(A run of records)
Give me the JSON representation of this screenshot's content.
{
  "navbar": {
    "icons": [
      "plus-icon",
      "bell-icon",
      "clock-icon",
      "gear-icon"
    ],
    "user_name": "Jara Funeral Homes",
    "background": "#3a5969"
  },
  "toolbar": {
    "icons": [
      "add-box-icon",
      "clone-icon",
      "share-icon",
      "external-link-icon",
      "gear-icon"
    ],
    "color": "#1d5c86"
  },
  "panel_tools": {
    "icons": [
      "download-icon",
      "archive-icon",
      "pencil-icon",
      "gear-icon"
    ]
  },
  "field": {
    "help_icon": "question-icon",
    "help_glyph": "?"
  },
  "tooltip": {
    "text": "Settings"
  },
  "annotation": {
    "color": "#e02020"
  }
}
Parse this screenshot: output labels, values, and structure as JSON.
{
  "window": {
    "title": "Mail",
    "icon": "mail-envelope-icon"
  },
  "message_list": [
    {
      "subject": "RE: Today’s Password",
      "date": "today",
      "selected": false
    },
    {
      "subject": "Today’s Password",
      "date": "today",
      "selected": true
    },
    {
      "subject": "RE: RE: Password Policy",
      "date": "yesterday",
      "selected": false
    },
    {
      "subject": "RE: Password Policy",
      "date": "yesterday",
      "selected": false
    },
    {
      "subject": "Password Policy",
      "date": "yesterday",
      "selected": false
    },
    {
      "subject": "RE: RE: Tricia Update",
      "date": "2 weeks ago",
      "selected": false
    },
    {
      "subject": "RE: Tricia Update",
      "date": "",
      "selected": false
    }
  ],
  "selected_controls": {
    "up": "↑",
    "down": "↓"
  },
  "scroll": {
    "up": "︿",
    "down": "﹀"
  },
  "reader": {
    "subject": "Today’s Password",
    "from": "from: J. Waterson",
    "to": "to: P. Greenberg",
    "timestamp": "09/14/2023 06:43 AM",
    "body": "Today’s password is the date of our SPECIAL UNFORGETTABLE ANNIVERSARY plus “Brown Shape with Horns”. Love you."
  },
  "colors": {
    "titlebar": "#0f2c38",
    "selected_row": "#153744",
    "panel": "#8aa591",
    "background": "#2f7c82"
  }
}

Your task: Tell how many lines hold the string "this", giving the number and nothing else.

Expected answer: 2